Estratto della pagina:
┌──

Spezza i circoli viziosi
Caffè e sigaretta sono l’esempio classico di un connubio inscindibile a tal punto che spesso diventa necessario alla regolarità intestinale. La sigaretta diventa così un riflesso condizionato associato ad altre abitudini, tanto che la ritualità del fumo accompagna e sancisce tanti momenti della giornata: il risveglio, i pasti, la sessualità, il relax, la socialità, la solitudine… e ciascuna delle azioni associate alla sigaretta di fatto innesca tutte le volte un falso bisogno.
In questo circolo vizioso diventa molto difficile spezzare abitudini che si rinforzano a vicenda. Ecco perché è più facile smettere di fumare in tutte quelle situazioni o in quei momenti in cui le abitudini vengono stravolte per ragioni spesso indipendenti dalla volontà: un lavoro nuovo, un viaggio all’estero, una malattia.
Se vuoi smettere, dunque, presta attenzione a tutte le azioni che fanno da esca al fumo e cerca di agire proprio su quelle: ad esempio, riduci il numero dei caffè che bevi durante la giornata, evita di accendere una sigaretta tutte le volte che ti concedi una pausa, quando sei in compagnia smetti di offrire e accettare sigarette.
Inquadra il vero "motivo"
Se per molti l’incentivo giusto è il terrore o il rischio reale di ammalarsi gravemente, per altri questo timore è addirittura inconsciamente allettante, visto che il fumo ha anche una valenza autolesionista… Decidere di smettere per paura quindi non sempre funziona, mentre è molto più efficace farsi invogliare dai vantaggi: più energie a disposizione, recupero della prestazione fisica, alito pulito, aria buona in casa, risparmio economico, sensazione di libertà… Trova una motivazione che faccia presa su di te e prova a usarla come sostegno della volontà. Immagina la situazione positiva che vorresti raggiungere, ad esempio riuscire a correre senza il fiatone o poterti mettere a tavola e assaporare completamente cibi e profumi, soffermati sulle sensazioni piacevoli… amplificale. Fai questo esercizio tutte le volte che ti senti sconfitto dalla sigaretta e condannato alla dipendenza.

└──

Righe del dataset:
┌──

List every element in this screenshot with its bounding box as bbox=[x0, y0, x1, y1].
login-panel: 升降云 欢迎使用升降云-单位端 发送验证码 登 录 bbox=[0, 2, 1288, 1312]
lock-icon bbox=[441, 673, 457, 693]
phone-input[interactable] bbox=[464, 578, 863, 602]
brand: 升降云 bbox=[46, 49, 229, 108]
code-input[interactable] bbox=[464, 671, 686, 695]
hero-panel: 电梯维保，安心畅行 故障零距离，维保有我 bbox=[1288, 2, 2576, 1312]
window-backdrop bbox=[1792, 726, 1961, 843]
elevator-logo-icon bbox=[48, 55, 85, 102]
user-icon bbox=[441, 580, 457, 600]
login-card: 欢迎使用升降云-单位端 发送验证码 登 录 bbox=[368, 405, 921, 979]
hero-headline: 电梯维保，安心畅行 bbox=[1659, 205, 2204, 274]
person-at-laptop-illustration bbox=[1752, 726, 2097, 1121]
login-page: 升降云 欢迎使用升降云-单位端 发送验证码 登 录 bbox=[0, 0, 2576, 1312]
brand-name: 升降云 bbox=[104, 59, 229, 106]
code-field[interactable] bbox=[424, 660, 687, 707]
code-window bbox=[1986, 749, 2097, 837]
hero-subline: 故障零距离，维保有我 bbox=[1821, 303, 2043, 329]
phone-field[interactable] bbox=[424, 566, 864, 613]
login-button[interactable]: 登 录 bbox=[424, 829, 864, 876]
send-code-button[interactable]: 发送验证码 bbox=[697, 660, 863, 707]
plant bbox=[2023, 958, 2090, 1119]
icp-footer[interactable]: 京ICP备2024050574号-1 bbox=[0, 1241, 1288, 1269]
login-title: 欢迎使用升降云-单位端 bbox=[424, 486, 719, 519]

└──

Consegna:
Nell'estratto sullo smettere di fumare, in quali situazioni si dice che è più facile smettere?

Risposta:
Quando le abitudini vengono stravolte per ragioni spesso indipendenti dalla volontà, come un lavoro nuovo, un viaggio all'estero o una malattia.